>> BEGIN Record list
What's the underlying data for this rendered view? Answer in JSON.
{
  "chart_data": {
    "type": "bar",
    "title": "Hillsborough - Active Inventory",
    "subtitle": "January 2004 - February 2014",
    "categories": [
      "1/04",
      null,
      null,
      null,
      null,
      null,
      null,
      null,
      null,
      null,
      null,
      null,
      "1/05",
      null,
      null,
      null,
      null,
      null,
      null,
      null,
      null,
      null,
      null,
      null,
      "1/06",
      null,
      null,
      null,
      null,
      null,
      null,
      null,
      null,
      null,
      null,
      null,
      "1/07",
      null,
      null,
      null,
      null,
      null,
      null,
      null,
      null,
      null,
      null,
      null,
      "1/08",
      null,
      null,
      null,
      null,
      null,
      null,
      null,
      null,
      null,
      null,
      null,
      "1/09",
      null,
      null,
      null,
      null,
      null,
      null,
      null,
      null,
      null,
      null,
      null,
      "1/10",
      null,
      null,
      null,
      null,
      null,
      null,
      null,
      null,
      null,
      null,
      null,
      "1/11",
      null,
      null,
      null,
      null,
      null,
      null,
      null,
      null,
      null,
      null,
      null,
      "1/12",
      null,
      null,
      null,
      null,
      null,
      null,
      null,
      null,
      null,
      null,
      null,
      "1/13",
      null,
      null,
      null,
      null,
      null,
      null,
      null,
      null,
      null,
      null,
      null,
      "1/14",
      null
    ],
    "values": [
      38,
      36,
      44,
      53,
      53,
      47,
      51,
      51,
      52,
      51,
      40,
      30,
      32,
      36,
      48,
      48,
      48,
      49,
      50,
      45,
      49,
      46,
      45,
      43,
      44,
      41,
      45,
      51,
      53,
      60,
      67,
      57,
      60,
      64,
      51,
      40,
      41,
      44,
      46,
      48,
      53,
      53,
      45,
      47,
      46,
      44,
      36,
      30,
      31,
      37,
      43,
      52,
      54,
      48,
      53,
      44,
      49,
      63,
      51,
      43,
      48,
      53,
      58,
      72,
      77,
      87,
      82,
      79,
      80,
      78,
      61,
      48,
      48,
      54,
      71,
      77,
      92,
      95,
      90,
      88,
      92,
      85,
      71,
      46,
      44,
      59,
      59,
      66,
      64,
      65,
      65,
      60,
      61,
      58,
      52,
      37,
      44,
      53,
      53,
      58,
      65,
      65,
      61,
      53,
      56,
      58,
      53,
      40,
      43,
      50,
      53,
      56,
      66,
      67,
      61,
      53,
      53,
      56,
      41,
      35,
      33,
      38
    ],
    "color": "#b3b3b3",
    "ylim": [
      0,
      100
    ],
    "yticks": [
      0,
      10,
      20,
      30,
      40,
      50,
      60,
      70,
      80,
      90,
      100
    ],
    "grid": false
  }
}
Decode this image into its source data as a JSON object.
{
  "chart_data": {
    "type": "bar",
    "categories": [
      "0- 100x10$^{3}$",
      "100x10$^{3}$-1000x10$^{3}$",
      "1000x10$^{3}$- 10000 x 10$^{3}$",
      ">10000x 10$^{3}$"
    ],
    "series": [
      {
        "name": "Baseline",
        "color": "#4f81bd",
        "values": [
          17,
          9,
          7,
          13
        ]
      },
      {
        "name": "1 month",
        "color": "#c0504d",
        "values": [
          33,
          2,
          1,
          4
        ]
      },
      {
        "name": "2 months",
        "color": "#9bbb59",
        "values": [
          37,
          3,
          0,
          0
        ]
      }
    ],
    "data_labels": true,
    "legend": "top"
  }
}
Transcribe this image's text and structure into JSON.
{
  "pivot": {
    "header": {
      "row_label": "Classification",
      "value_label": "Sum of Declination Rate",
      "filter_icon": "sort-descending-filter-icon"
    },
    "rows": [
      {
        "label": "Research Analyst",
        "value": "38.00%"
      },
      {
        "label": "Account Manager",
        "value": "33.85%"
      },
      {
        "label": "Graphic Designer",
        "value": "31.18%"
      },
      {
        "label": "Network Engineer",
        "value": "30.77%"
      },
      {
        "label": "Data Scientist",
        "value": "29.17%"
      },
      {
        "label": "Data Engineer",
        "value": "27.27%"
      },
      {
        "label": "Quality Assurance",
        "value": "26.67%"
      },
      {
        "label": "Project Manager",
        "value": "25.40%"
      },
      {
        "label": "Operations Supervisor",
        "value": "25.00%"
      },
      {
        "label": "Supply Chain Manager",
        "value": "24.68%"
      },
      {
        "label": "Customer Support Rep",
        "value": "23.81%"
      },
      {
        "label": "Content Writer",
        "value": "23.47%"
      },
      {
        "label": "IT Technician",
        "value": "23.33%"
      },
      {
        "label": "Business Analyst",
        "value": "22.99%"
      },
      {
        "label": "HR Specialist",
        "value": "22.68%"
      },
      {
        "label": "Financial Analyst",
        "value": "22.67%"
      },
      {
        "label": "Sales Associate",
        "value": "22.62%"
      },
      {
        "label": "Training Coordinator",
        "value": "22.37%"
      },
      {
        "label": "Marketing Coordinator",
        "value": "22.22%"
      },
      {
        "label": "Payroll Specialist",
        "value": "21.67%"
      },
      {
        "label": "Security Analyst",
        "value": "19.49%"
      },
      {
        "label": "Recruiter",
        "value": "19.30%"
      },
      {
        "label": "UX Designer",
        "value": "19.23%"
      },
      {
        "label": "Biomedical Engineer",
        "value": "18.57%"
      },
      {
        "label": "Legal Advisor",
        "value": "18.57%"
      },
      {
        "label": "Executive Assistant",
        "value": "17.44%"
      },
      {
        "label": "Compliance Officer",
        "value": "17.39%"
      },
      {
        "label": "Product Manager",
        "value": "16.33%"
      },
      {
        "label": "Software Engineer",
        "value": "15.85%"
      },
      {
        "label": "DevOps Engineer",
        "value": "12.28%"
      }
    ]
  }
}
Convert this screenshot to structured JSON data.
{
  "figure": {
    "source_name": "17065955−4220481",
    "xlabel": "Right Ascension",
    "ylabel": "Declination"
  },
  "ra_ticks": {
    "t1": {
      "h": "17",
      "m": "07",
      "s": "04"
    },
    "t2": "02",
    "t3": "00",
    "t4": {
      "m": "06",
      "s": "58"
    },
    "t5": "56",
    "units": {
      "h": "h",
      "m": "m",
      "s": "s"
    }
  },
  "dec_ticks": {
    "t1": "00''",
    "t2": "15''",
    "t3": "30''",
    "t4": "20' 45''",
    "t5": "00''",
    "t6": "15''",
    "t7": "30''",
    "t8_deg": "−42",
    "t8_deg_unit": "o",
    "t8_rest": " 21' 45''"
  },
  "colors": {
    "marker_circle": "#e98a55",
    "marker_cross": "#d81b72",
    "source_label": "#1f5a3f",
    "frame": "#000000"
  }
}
>> END Record list
Set exercise: Exactly reproduce all of the entries above.

In response:
What's the underlying data for this rendered view? Answer in JSON.
{
  "chart_data": {
    "type": "bar",
    "title": "Hillsborough - Active Inventory",
    "subtitle": "January 2004 - February 2014",
    "categories": [
      "1/04",
      null,
      null,
      null,
      null,
      null,
      null,
      null,
      null,
      null,
      null,
      null,
      "1/05",
      null,
      null,
      null,
      null,
      null,
      null,
      null,
      null,
      null,
      null,
      null,
      "1/06",
      null,
      null,
      null,
      null,
      null,
      null,
      null,
      null,
      null,
      null,
      null,
      "1/07",
      null,
      null,
      null,
      null,
      null,
      null,
      null,
      null,
      null,
      null,
      null,
      "1/08",
      null,
      null,
      null,
      null,
      null,
      null,
      null,
      null,
      null,
      null,
      null,
      "1/09",
      null,
      null,
      null,
      null,
      null,
      null,
      null,
      null,
      null,
      null,
      null,
      "1/10",
      null,
      null,
      null,
      null,
      null,
      null,
      null,
      null,
      null,
      null,
      null,
      "1/11",
      null,
      null,
      null,
      null,
      null,
      null,
      null,
      null,
      null,
      null,
      null,
      "1/12",
      null,
      null,
      null,
      null,
      null,
      null,
      null,
      null,
      null,
      null,
      null,
      "1/13",
      null,
      null,
      null,
      null,
      null,
      null,
      null,
      null,
      null,
      null,
      null,
      "1/14",
      null
    ],
    "values": [
      38,
      36,
      44,
      53,
      53,
      47,
      51,
      51,
      52,
      51,
      40,
      30,
      32,
      36,
      48,
      48,
      48,
      49,
      50,
      45,
      49,
      46,
      45,
      43,
      44,
      41,
      45,
      51,
      53,
      60,
      67,
      57,
      60,
      64,
      51,
      40,
      41,
      44,
      46,
      48,
      53,
      53,
      45,
      47,
      46,
      44,
      36,
      30,
      31,
      37,
      43,
      52,
      54,
      48,
      53,
      44,
      49,
      63,
      51,
      43,
      48,
      53,
      58,
      72,
      77,
      87,
      82,
      79,
      80,
      78,
      61,
      48,
      48,
      54,
      71,
      77,
      92,
      95,
      90,
      88,
      92,
      85,
      71,
      46,
      44,
      59,
      59,
      66,
      64,
      65,
      65,
      60,
      61,
      58,
      52,
      37,
      44,
      53,
      53,
      58,
      65,
      65,
      61,
      53,
      56,
      58,
      53,
      40,
      43,
      50,
      53,
      56,
      66,
      67,
      61,
      53,
      53,
      56,
      41,
      35,
      33,
      38
    ],
    "color": "#b3b3b3",
    "ylim": [
      0,
      100
    ],
    "yticks": [
      0,
      10,
      20,
      30,
      40,
      50,
      60,
      70,
      80,
      90,
      100
    ],
    "grid": false
  }
}
Decode this image into its source data as a JSON object.
{
  "chart_data": {
    "type": "bar",
    "categories": [
      "0- 100x10$^{3}$",
      "100x10$^{3}$-1000x10$^{3}$",
      "1000x10$^{3}$- 10000 x 10$^{3}$",
      ">10000x 10$^{3}$"
    ],
    "series": [
      {
        "name": "Baseline",
        "color": "#4f81bd",
        "values": [
          17,
          9,
          7,
          13
        ]
      },
      {
        "name": "1 month",
        "color": "#c0504d",
        "values": [
          33,
          2,
          1,
          4
        ]
      },
      {
        "name": "2 months",
        "color": "#9bbb59",
        "values": [
          37,
          3,
          0,
          0
        ]
      }
    ],
    "data_labels": true,
    "legend": "top"
  }
}
Transcribe this image's text and structure into JSON.
{
  "pivot": {
    "header": {
      "row_label": "Classification",
      "value_label": "Sum of Declination Rate",
      "filter_icon": "sort-descending-filter-icon"
    },
    "rows": [
      {
        "label": "Research Analyst",
        "value": "38.00%"
      },
      {
        "label": "Account Manager",
        "value": "33.85%"
      },
      {
        "label": "Graphic Designer",
        "value": "31.18%"
      },
      {
        "label": "Network Engineer",
        "value": "30.77%"
      },
      {
        "label": "Data Scientist",
        "value": "29.17%"
      },
      {
        "label": "Data Engineer",
        "value": "27.27%"
      },
      {
        "label": "Quality Assurance",
        "value": "26.67%"
      },
      {
        "label": "Project Manager",
        "value": "25.40%"
      },
      {
        "label": "Operations Supervisor",
        "value": "25.00%"
      },
      {
        "label": "Supply Chain Manager",
        "value": "24.68%"
      },
      {
        "label": "Customer Support Rep",
        "value": "23.81%"
      },
      {
        "label": "Content Writer",
        "value": "23.47%"
      },
      {
        "label": "IT Technician",
        "value": "23.33%"
      },
      {
        "label": "Business Analyst",
        "value": "22.99%"
      },
      {
        "label": "HR Specialist",
        "value": "22.68%"
      },
      {
        "label": "Financial Analyst",
        "value": "22.67%"
      },
      {
        "label": "Sales Associate",
        "value": "22.62%"
      },
      {
        "label": "Training Coordinator",
        "value": "22.37%"
      },
      {
        "label": "Marketing Coordinator",
        "value": "22.22%"
      },
      {
        "label": "Payroll Specialist",
        "value": "21.67%"
      },
      {
        "label": "Security Analyst",
        "value": "19.49%"
      },
      {
        "label": "Recruiter",
        "value": "19.30%"
      },
      {
        "label": "UX Designer",
        "value": "19.23%"
      },
      {
        "label": "Biomedical Engineer",
        "value": "18.57%"
      },
      {
        "label": "Legal Advisor",
        "value": "18.57%"
      },
      {
        "label": "Executive Assistant",
        "value": "17.44%"
      },
      {
        "label": "Compliance Officer",
        "value": "17.39%"
      },
      {
        "label": "Product Manager",
        "value": "16.33%"
      },
      {
        "label": "Software Engineer",
        "value": "15.85%"
      },
      {
        "label": "DevOps Engineer",
        "value": "12.28%"
      }
    ]
  }
}
Convert this screenshot to structured JSON data.
{
  "figure": {
    "source_name": "17065955−4220481",
    "xlabel": "Right Ascension",
    "ylabel": "Declination"
  },
  "ra_ticks": {
    "t1": {
      "h": "17",
      "m": "07",
      "s": "04"
    },
    "t2": "02",
    "t3": "00",
    "t4": {
      "m": "06",
      "s": "58"
    },
    "t5": "56",
    "units": {
      "h": "h",
      "m": "m",
      "s": "s"
    }
  },
  "dec_ticks": {
    "t1": "00''",
    "t2": "15''",
    "t3": "30''",
    "t4": "20' 45''",
    "t5": "00''",
    "t6": "15''",
    "t7": "30''",
    "t8_deg": "−42",
    "t8_deg_unit": "o",
    "t8_rest": " 21' 45''"
  },
  "colors": {
    "marker_circle": "#e98a55",
    "marker_cross": "#d81b72",
    "source_label": "#1f5a3f",
    "frame": "#000000"
  }
}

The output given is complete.